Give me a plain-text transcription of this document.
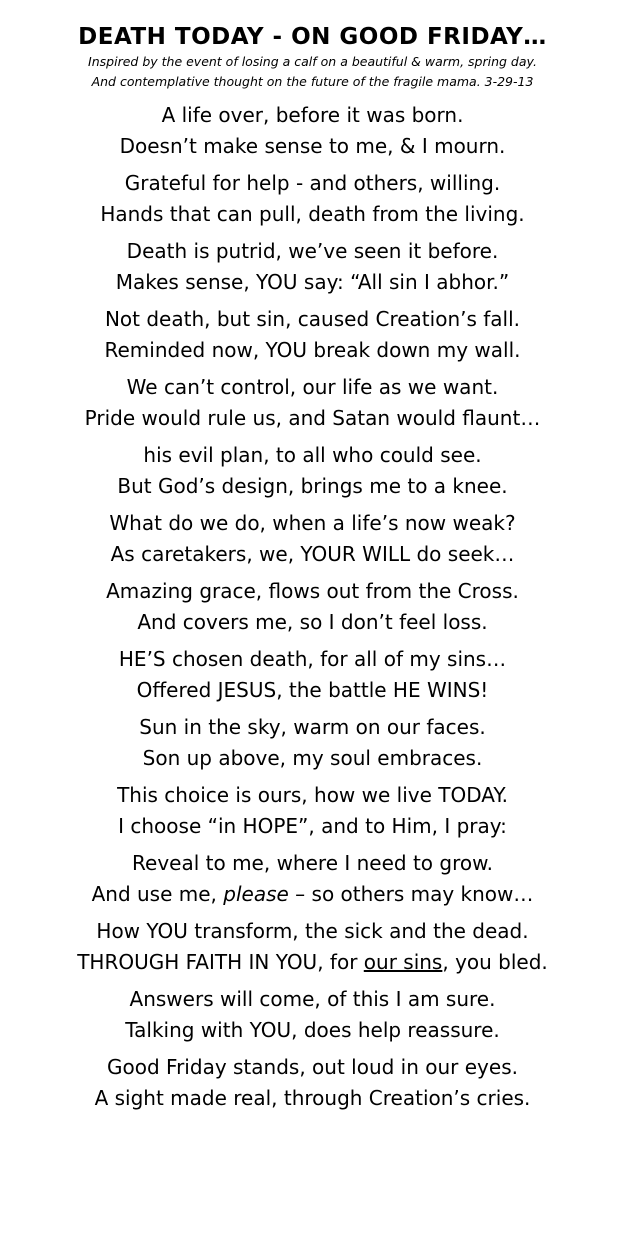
DEATH TODAY - ON GOOD FRIDAY…
Inspired by the event of losing a calf on a beautiful & warm, spring day.
And contemplative thought on the future of the fragile mama. 3-29-13
A life over, before it was born.
Doesn’t make sense to me, & I mourn.
Grateful for help - and others, willing.
Hands that can pull, death from the living.
Death is putrid, we’ve seen it before.
Makes sense, YOU say: “All sin I abhor.”
Not death, but sin, caused Creation’s fall.
Reminded now, YOU break down my wall.
We can’t control, our life as we want.
Pride would rule us, and Satan would flaunt…
his evil plan, to all who could see.
But God’s design, brings me to a knee.
What do we do, when a life’s now weak?
As caretakers, we, YOUR WILL do seek…
Amazing grace, flows out from the Cross.
And covers me, so I don’t feel loss.
HE’S chosen death, for all of my sins…
Offered JESUS, the battle HE WINS!
Sun in the sky, warm on our faces.
Son up above, my soul embraces.
This choice is ours, how we live TODAY.
I choose “in HOPE”, and to Him, I pray:
Reveal to me, where I need to grow.
And use me, please – so others may know…
How YOU transform, the sick and the dead.
THROUGH FAITH IN YOU, for our sins, you bled.
Answers will come, of this I am sure.
Talking with YOU, does help reassure.
Good Friday stands, out loud in our eyes.
A sight made real, through Creation’s cries.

* What needs to be done
Give only the number of lines in the listing above that include the string "others".

* Task solution
2